◆ Request ◆
In every item below, change "interactable" to "clickable" and give the lines again with nothing else altered. Leave out the pictures.

◆ Task data ◆
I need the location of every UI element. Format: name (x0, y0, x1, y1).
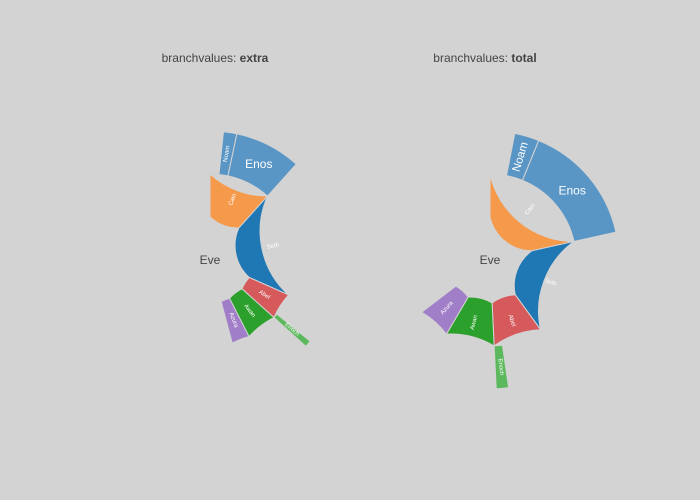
slice-label-abel: Abel (507, 314, 517, 327)
slice-arc-cain[interactable] (489, 173, 575, 252)
slice-label-noam: Noam (222, 145, 231, 162)
slice-label-enoch: Enoch (497, 358, 505, 376)
sunburst-slice-enoch[interactable]: Enoch (273, 313, 311, 348)
slice-label-enos: Enos (558, 184, 585, 198)
slice-arc-azura[interactable] (420, 285, 469, 336)
slice-arc-noam[interactable] (505, 132, 540, 182)
sunburst-slice-noam[interactable]: Noam (218, 131, 238, 177)
chart-title-extra: branchvalues: extra (162, 51, 269, 65)
slice-arc-enoch[interactable] (273, 313, 311, 348)
slice-label-enos: Enos (245, 157, 272, 171)
chart-title-total: branchvalues: total (433, 51, 536, 65)
slice-arc-azura[interactable] (220, 297, 250, 344)
slice-label-enoch: Enoch (283, 322, 300, 338)
sunburst-total: Cain Seth Enos Noam Abel Awan Enoch Azura Eve (420, 132, 617, 390)
sunburst-slice-noam[interactable]: Noam (505, 132, 540, 182)
slice-arc-enoch[interactable] (493, 344, 510, 390)
chart-title-extra-prefix: branchvalues: (162, 51, 240, 65)
sunburst-slice-enos[interactable]: Enos (521, 139, 617, 243)
slice-label-seth: Seth (543, 278, 557, 288)
slice-label-cain: Cain (228, 193, 238, 207)
sunburst-slice-enoch[interactable]: Enoch (493, 344, 510, 390)
chart-title-total-mode: total (511, 51, 536, 65)
slice-arc-noam[interactable] (218, 131, 238, 177)
slice-label-abel: Abel (257, 289, 270, 301)
slice-label-cain: Cain (524, 203, 536, 216)
slice-label-azura: Azura (228, 312, 239, 329)
center-label-eve[interactable]: Eve (200, 253, 221, 267)
center-label-eve[interactable]: Eve (480, 253, 501, 267)
slice-label-awan: Awan (470, 315, 479, 331)
sunburst-slice-azura[interactable]: Azura (220, 297, 250, 344)
sunburst-slice-enos[interactable]: Enos (227, 133, 298, 197)
chart-title-total-prefix: branchvalues: (433, 51, 511, 65)
chart-title-extra-mode: extra (240, 51, 269, 65)
slice-label-seth: Seth (266, 242, 279, 250)
sunburst-slice-azura[interactable]: Azura (420, 285, 469, 336)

◆ Response for this exercise ◆
I need the location of every UI element. Format: name (x0, y0, x1, y1).
slice-label-abel: Abel (507, 314, 517, 327)
slice-arc-cain[clickable] (489, 173, 575, 252)
slice-label-noam: Noam (222, 145, 231, 162)
slice-label-enoch: Enoch (497, 358, 505, 376)
sunburst-slice-enoch[clickable]: Enoch (273, 313, 311, 348)
slice-label-enos: Enos (558, 184, 585, 198)
slice-arc-azura[clickable] (420, 285, 469, 336)
slice-arc-noam[clickable] (505, 132, 540, 182)
sunburst-slice-noam[clickable]: Noam (218, 131, 238, 177)
chart-title-extra: branchvalues: extra (162, 51, 269, 65)
slice-arc-enoch[clickable] (273, 313, 311, 348)
slice-label-enos: Enos (245, 157, 272, 171)
chart-title-total: branchvalues: total (433, 51, 536, 65)
slice-arc-azura[clickable] (220, 297, 250, 344)
slice-label-enoch: Enoch (283, 322, 300, 338)
sunburst-total: Cain Seth Enos Noam Abel Awan Enoch Azura Eve (420, 132, 617, 390)
sunburst-slice-noam[clickable]: Noam (505, 132, 540, 182)
slice-arc-enoch[clickable] (493, 344, 510, 390)
chart-title-extra-prefix: branchvalues: (162, 51, 240, 65)
sunburst-slice-enos[clickable]: Enos (521, 139, 617, 243)
slice-label-seth: Seth (543, 278, 557, 288)
slice-label-cain: Cain (228, 193, 238, 207)
sunburst-slice-enoch[clickable]: Enoch (493, 344, 510, 390)
chart-title-total-mode: total (511, 51, 536, 65)
slice-arc-noam[clickable] (218, 131, 238, 177)
slice-label-abel: Abel (257, 289, 270, 301)
slice-label-cain: Cain (524, 203, 536, 216)
slice-label-azura: Azura (228, 312, 239, 329)
center-label-eve[clickable]: Eve (200, 253, 221, 267)
center-label-eve[clickable]: Eve (480, 253, 501, 267)
slice-label-awan: Awan (470, 315, 479, 331)
sunburst-slice-azura[clickable]: Azura (220, 297, 250, 344)
sunburst-slice-enos[clickable]: Enos (227, 133, 298, 197)
chart-title-total-prefix: branchvalues: (433, 51, 511, 65)
chart-title-extra-mode: extra (240, 51, 269, 65)
slice-label-seth: Seth (266, 242, 279, 250)
sunburst-slice-azura[clickable]: Azura (420, 285, 469, 336)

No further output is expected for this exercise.